[BEGIN Data in this exercise]

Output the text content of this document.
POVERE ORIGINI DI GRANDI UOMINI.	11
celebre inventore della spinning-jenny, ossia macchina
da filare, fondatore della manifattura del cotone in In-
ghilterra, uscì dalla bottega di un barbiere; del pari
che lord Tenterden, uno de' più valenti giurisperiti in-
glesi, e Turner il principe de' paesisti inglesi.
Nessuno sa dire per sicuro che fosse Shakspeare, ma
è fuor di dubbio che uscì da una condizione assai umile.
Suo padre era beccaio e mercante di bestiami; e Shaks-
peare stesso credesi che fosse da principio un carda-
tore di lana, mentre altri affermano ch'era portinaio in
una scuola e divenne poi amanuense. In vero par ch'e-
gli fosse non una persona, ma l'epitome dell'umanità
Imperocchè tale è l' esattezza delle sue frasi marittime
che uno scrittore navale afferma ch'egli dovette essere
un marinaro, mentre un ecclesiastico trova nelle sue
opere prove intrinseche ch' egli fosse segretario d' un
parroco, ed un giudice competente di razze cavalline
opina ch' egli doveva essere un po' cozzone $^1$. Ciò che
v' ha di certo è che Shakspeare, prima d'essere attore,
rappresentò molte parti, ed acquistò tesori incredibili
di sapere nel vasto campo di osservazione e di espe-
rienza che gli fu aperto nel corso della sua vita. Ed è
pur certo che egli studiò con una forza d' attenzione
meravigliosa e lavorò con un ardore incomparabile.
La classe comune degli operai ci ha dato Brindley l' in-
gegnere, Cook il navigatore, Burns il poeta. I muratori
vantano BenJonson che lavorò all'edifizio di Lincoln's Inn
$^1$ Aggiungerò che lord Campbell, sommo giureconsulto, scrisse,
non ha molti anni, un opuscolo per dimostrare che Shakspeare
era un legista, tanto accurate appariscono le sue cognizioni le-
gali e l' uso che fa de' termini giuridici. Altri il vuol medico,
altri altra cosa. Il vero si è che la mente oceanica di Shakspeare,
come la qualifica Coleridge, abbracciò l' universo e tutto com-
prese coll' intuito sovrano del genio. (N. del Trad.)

[END Data in this exercise]

▶ [Exercise description]
Reply with nothing except the number of lines in the listing above that include the string "mentre".

▶ [Reply to the task]
2